From the listing below, select every line where the word "color" appears.

(Rows from a figure dataset)
--- Start ---
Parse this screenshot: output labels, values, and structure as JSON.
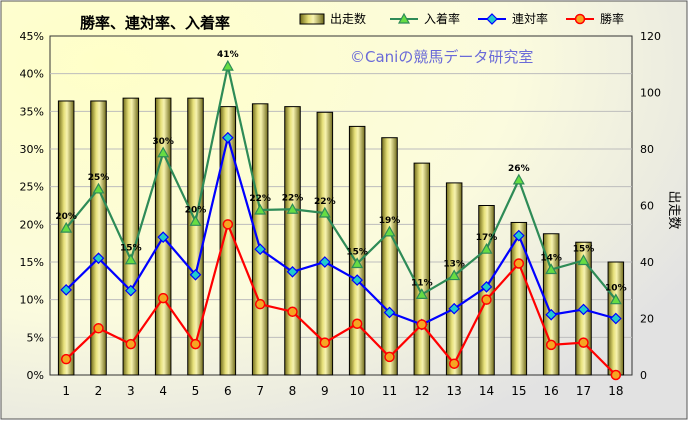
{
  "chart_data": {
    "type": "bar+line",
    "title": "勝率、連対率、入着率",
    "watermark": "©Caniの競馬データ研究室",
    "ylabel_right": "出走数",
    "categories": [
      "1",
      "2",
      "3",
      "4",
      "5",
      "6",
      "7",
      "8",
      "9",
      "10",
      "11",
      "12",
      "13",
      "14",
      "15",
      "16",
      "17",
      "18"
    ],
    "y_left": {
      "min": 0,
      "max": 45,
      "step": 5,
      "tick_labels": [
        "0%",
        "5%",
        "10%",
        "15%",
        "20%",
        "25%",
        "30%",
        "35%",
        "40%",
        "45%"
      ]
    },
    "y_right": {
      "min": 0,
      "max": 120,
      "step": 20,
      "tick_labels": [
        "0",
        "20",
        "40",
        "60",
        "80",
        "100",
        "120"
      ]
    },
    "bars": {
      "name": "出走数",
      "color": "#c8c05a",
      "values": [
        97,
        97,
        98,
        98,
        98,
        95,
        96,
        95,
        93,
        88,
        84,
        75,
        68,
        60,
        54,
        50,
        47,
        40
      ]
    },
    "series": [
      {
        "name": "入着率",
        "color": "#2e8b57",
        "marker": "triangle",
        "values": [
          19.5,
          24.7,
          15.3,
          29.5,
          20.4,
          41.0,
          21.9,
          22.0,
          21.5,
          14.8,
          19.0,
          10.7,
          13.2,
          16.7,
          25.9,
          14.0,
          15.2,
          10.0
        ],
        "labels": [
          "20%",
          "25%",
          "15%",
          "30%",
          "20%",
          "41%",
          "22%",
          "22%",
          "22%",
          "15%",
          "19%",
          "11%",
          "13%",
          "17%",
          "26%",
          "14%",
          "15%",
          "10%"
        ]
      },
      {
        "name": "連対率",
        "color": "#0000ff",
        "marker": "diamond",
        "values": [
          11.3,
          15.5,
          11.2,
          18.3,
          13.3,
          31.5,
          16.7,
          13.7,
          15.0,
          12.6,
          8.3,
          6.7,
          8.8,
          11.7,
          18.5,
          8.0,
          8.7,
          7.5
        ]
      },
      {
        "name": "勝率",
        "color": "#ff0000",
        "marker": "circle",
        "values": [
          2.1,
          6.2,
          4.1,
          10.2,
          4.1,
          20.0,
          9.4,
          8.4,
          4.3,
          6.8,
          2.4,
          6.7,
          1.5,
          10.0,
          14.8,
          4.0,
          4.3,
          0.0
        ]
      }
    ],
    "legend_placement": "top-right",
    "grid": true
  }
}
--- End ---
## EXPECTED ANSWER
      "color": "#c8c05a",
        "color": "#2e8b57",
        "color": "#0000ff",
        "color": "#ff0000",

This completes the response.